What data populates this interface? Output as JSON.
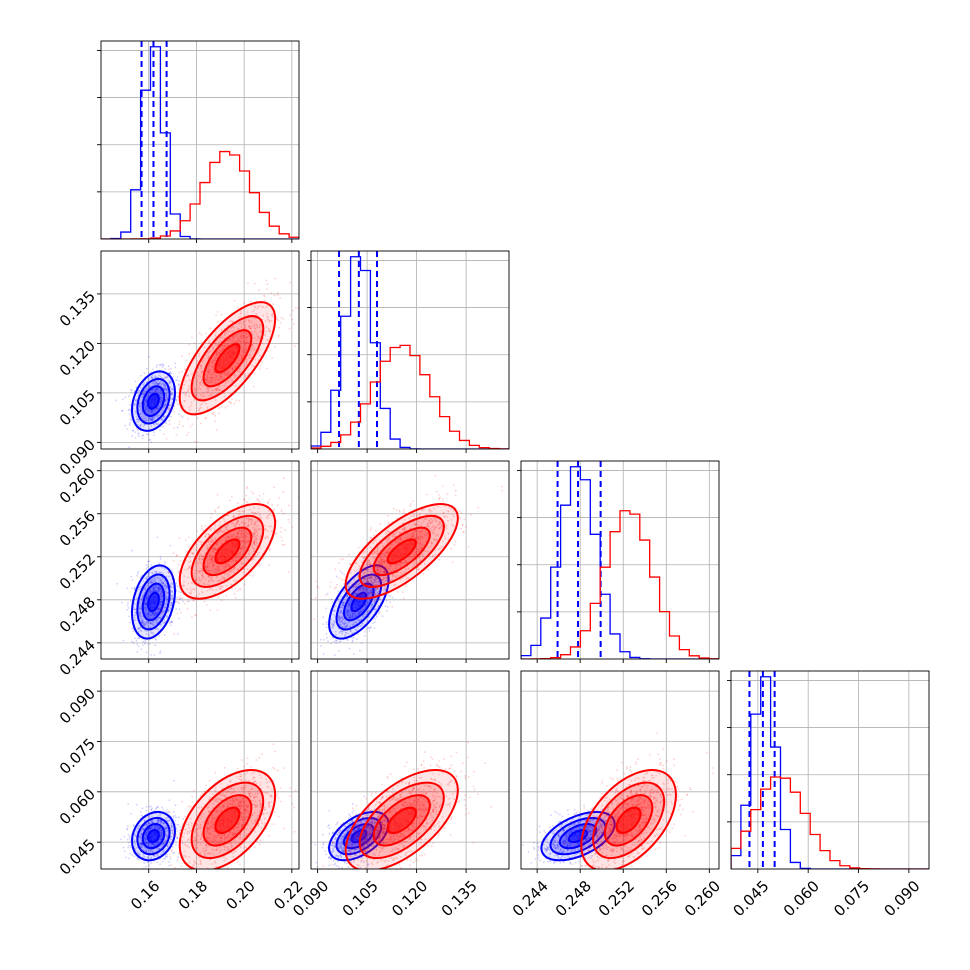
{
  "chart_data": {
    "type": "corner",
    "title": "",
    "grid": true,
    "series_colors": {
      "blue": "#0000ff",
      "red": "#ff0000"
    },
    "parameters": [
      {
        "range": [
          0.14,
          0.223
        ],
        "ticks": [
          0.16,
          0.18,
          0.2,
          0.22
        ],
        "tick_labels": [
          "0.16",
          "0.18",
          "0.20",
          "0.22"
        ]
      },
      {
        "range": [
          0.088,
          0.148
        ],
        "ticks": [
          0.09,
          0.105,
          0.12,
          0.135
        ],
        "tick_labels": [
          "0.090",
          "0.105",
          "0.120",
          "0.135"
        ]
      },
      {
        "range": [
          0.2425,
          0.2609
        ],
        "ticks": [
          0.244,
          0.248,
          0.252,
          0.256,
          0.26
        ],
        "tick_labels": [
          "0.244",
          "0.248",
          "0.252",
          "0.256",
          "0.260"
        ]
      },
      {
        "range": [
          0.037,
          0.096
        ],
        "ticks": [
          0.045,
          0.06,
          0.075,
          0.09
        ],
        "tick_labels": [
          "0.045",
          "0.060",
          "0.075",
          "0.090"
        ]
      }
    ],
    "series": [
      {
        "color": "blue",
        "means": [
          0.162,
          0.1025,
          0.2478,
          0.0468
        ],
        "sigmas": [
          0.0045,
          0.0045,
          0.0017,
          0.0036
        ],
        "correlations": [
          [
            0,
            1,
            0.3
          ],
          [
            0,
            2,
            0.3
          ],
          [
            0,
            3,
            0.2
          ],
          [
            1,
            2,
            0.6
          ],
          [
            1,
            3,
            0.5
          ],
          [
            2,
            3,
            0.5
          ]
        ],
        "quantile_lines": [
          [
            0.157,
            0.162,
            0.1675
          ],
          [
            0.0965,
            0.1025,
            0.108
          ],
          [
            0.2459,
            0.2478,
            0.2499
          ],
          [
            0.0425,
            0.0465,
            0.05
          ]
        ]
      },
      {
        "color": "red",
        "means": [
          0.193,
          0.1155,
          0.2525,
          0.0515
        ],
        "sigmas": [
          0.01,
          0.0085,
          0.0022,
          0.0075
        ],
        "correlations": [
          [
            0,
            1,
            0.7
          ],
          [
            0,
            2,
            0.6
          ],
          [
            0,
            3,
            0.5
          ],
          [
            1,
            2,
            0.7
          ],
          [
            1,
            3,
            0.6
          ],
          [
            2,
            3,
            0.5
          ]
        ]
      }
    ]
  }
}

### Problem
Write out the material above again, word for word, minus its pictures.

### The answer
What data populates this interface? Output as JSON.
{
  "chart_data": {
    "type": "corner",
    "title": "",
    "grid": true,
    "series_colors": {
      "blue": "#0000ff",
      "red": "#ff0000"
    },
    "parameters": [
      {
        "range": [
          0.14,
          0.223
        ],
        "ticks": [
          0.16,
          0.18,
          0.2,
          0.22
        ],
        "tick_labels": [
          "0.16",
          "0.18",
          "0.20",
          "0.22"
        ]
      },
      {
        "range": [
          0.088,
          0.148
        ],
        "ticks": [
          0.09,
          0.105,
          0.12,
          0.135
        ],
        "tick_labels": [
          "0.090",
          "0.105",
          "0.120",
          "0.135"
        ]
      },
      {
        "range": [
          0.2425,
          0.2609
        ],
        "ticks": [
          0.244,
          0.248,
          0.252,
          0.256,
          0.26
        ],
        "tick_labels": [
          "0.244",
          "0.248",
          "0.252",
          "0.256",
          "0.260"
        ]
      },
      {
        "range": [
          0.037,
          0.096
        ],
        "ticks": [
          0.045,
          0.06,
          0.075,
          0.09
        ],
        "tick_labels": [
          "0.045",
          "0.060",
          "0.075",
          "0.090"
        ]
      }
    ],
    "series": [
      {
        "color": "blue",
        "means": [
          0.162,
          0.1025,
          0.2478,
          0.0468
        ],
        "sigmas": [
          0.0045,
          0.0045,
          0.0017,
          0.0036
        ],
        "correlations": [
          [
            0,
            1,
            0.3
          ],
          [
            0,
            2,
            0.3
          ],
          [
            0,
            3,
            0.2
          ],
          [
            1,
            2,
            0.6
          ],
          [
            1,
            3,
            0.5
          ],
          [
            2,
            3,
            0.5
          ]
        ],
        "quantile_lines": [
          [
            0.157,
            0.162,
            0.1675
          ],
          [
            0.0965,
            0.1025,
            0.108
          ],
          [
            0.2459,
            0.2478,
            0.2499
          ],
          [
            0.0425,
            0.0465,
            0.05
          ]
        ]
      },
      {
        "color": "red",
        "means": [
          0.193,
          0.1155,
          0.2525,
          0.0515
        ],
        "sigmas": [
          0.01,
          0.0085,
          0.0022,
          0.0075
        ],
        "correlations": [
          [
            0,
            1,
            0.7
          ],
          [
            0,
            2,
            0.6
          ],
          [
            0,
            3,
            0.5
          ],
          [
            1,
            2,
            0.7
          ],
          [
            1,
            3,
            0.6
          ],
          [
            2,
            3,
            0.5
          ]
        ]
      }
    ]
  }
}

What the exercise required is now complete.